[INSTRUCTION]
Set down each line of the material that follows, exactly, with no pictures.

[RECORDS FOR THE TASK]
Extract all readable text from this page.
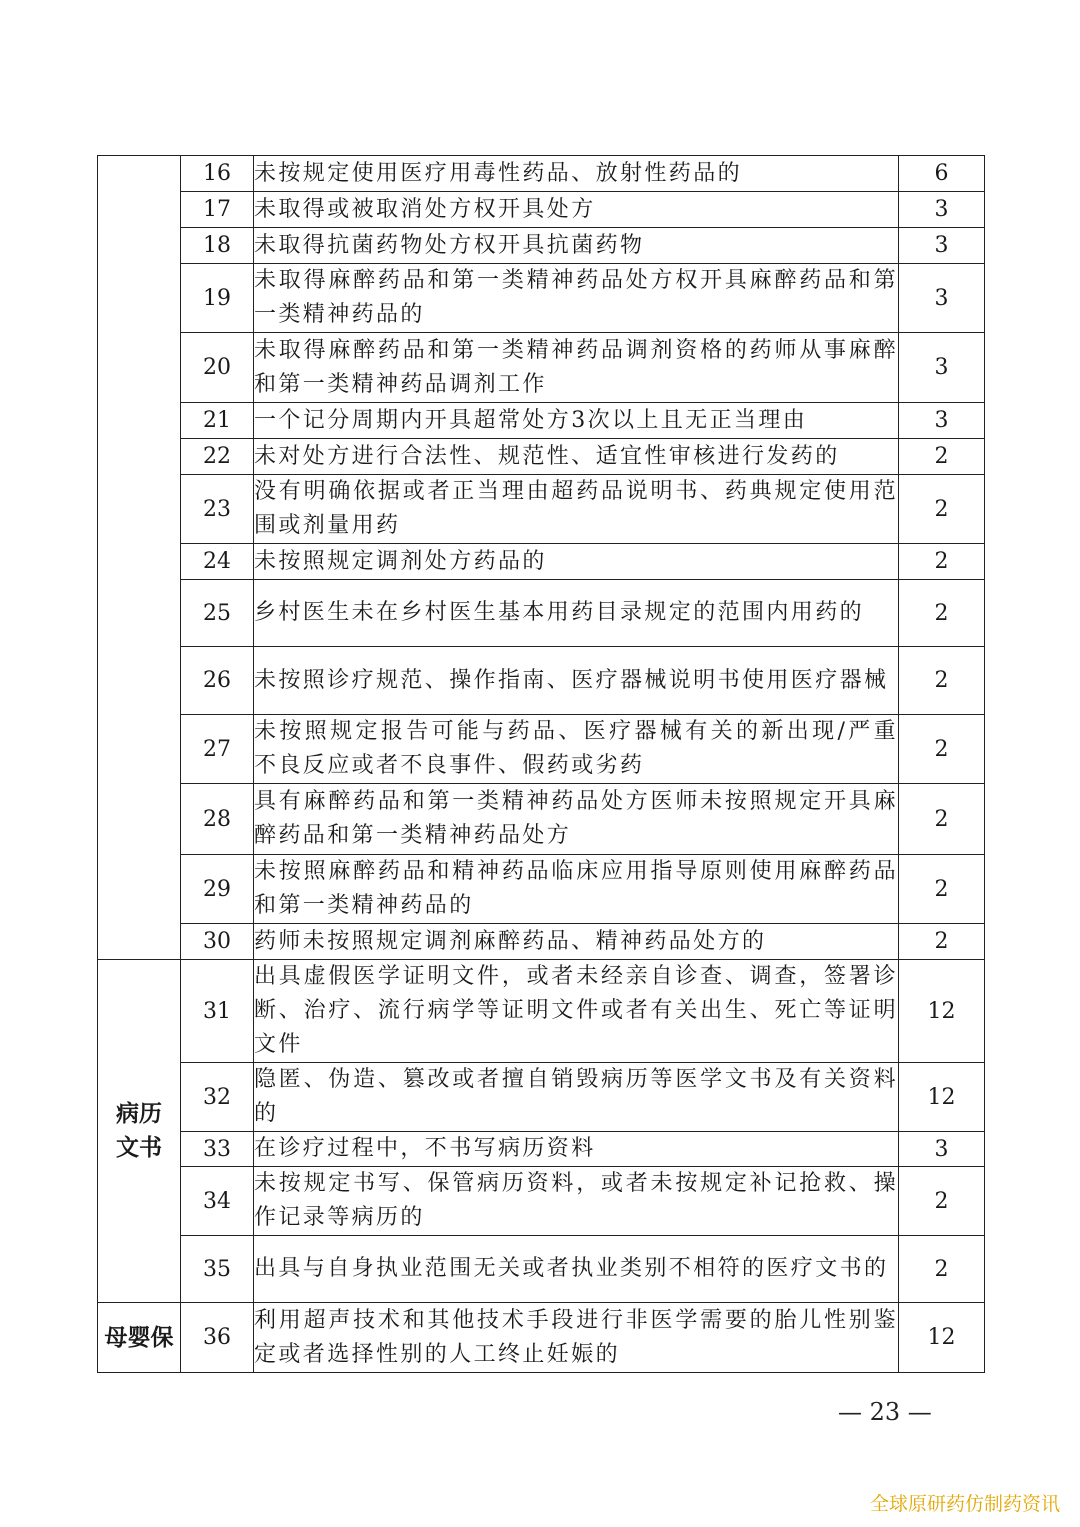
	16	未按规定使用医疗用毒性药品、放射性药品的	6
	17	未取得或被取消处方权开具处方	3
	18	未取得抗菌药物处方权开具抗菌药物	3
	19	未取得麻醉药品和第一类精神药品处方权开具麻醉药品和第一类精神药品的	3
	20	未取得麻醉药品和第一类精神药品调剂资格的药师从事麻醉和第一类精神药品调剂工作	3
	21	一个记分周期内开具超常处方3次以上且无正当理由	3
	22	未对处方进行合法性、规范性、适宜性审核进行发药的	2
	23	没有明确依据或者正当理由超药品说明书、药典规定使用范围或剂量用药	2
	24	未按照规定调剂处方药品的	2
	25	乡村医生未在乡村医生基本用药目录规定的范围内用药的	2
	26	未按照诊疗规范、操作指南、医疗器械说明书使用医疗器械	2
	27	未按照规定报告可能与药品、医疗器械有关的新出现/严重不良反应或者不良事件、假药或劣药	2
	28	具有麻醉药品和第一类精神药品处方医师未按照规定开具麻醉药品和第一类精神药品处方	2
	29	未按照麻醉药品和精神药品临床应用指导原则使用麻醉药品和第一类精神药品的	2
	30	药师未按照规定调剂麻醉药品、精神药品处方的	2

病历文书	31	出具虚假医学证明文件，或者未经亲自诊查、调查，签署诊断、治疗、流行病学等证明文件或者有关出生、死亡等证明文件	12
	32	隐匿、伪造、篡改或者擅自销毁病历等医学文书及有关资料的	12
	33	在诊疗过程中，不书写病历资料	3
	34	未按规定书写、保管病历资料，或者未按规定补记抢救、操作记录等病历的	2
	35	出具与自身执业范围无关或者执业类别不相符的医疗文书的	2

母婴保	36	利用超声技术和其他技术手段进行非医学需要的胎儿性别鉴定或者选择性别的人工终止妊娠的	12
— 23 —
全球原研药仿制药资讯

[WRITTEN ANSWER]
Extract all readable text from this page.
	16	未按规定使用医疗用毒性药品、放射性药品的	6
	17	未取得或被取消处方权开具处方	3
	18	未取得抗菌药物处方权开具抗菌药物	3
	19	未取得麻醉药品和第一类精神药品处方权开具麻醉药品和第一类精神药品的	3
	20	未取得麻醉药品和第一类精神药品调剂资格的药师从事麻醉和第一类精神药品调剂工作	3
	21	一个记分周期内开具超常处方3次以上且无正当理由	3
	22	未对处方进行合法性、规范性、适宜性审核进行发药的	2
	23	没有明确依据或者正当理由超药品说明书、药典规定使用范围或剂量用药	2
	24	未按照规定调剂处方药品的	2
	25	乡村医生未在乡村医生基本用药目录规定的范围内用药的	2
	26	未按照诊疗规范、操作指南、医疗器械说明书使用医疗器械	2
	27	未按照规定报告可能与药品、医疗器械有关的新出现/严重不良反应或者不良事件、假药或劣药	2
	28	具有麻醉药品和第一类精神药品处方医师未按照规定开具麻醉药品和第一类精神药品处方	2
	29	未按照麻醉药品和精神药品临床应用指导原则使用麻醉药品和第一类精神药品的	2
	30	药师未按照规定调剂麻醉药品、精神药品处方的	2

病历文书	31	出具虚假医学证明文件，或者未经亲自诊查、调查，签署诊断、治疗、流行病学等证明文件或者有关出生、死亡等证明文件	12
	32	隐匿、伪造、篡改或者擅自销毁病历等医学文书及有关资料的	12
	33	在诊疗过程中，不书写病历资料	3
	34	未按规定书写、保管病历资料，或者未按规定补记抢救、操作记录等病历的	2
	35	出具与自身执业范围无关或者执业类别不相符的医疗文书的	2

母婴保	36	利用超声技术和其他技术手段进行非医学需要的胎儿性别鉴定或者选择性别的人工终止妊娠的	12
— 23 —
全球原研药仿制药资讯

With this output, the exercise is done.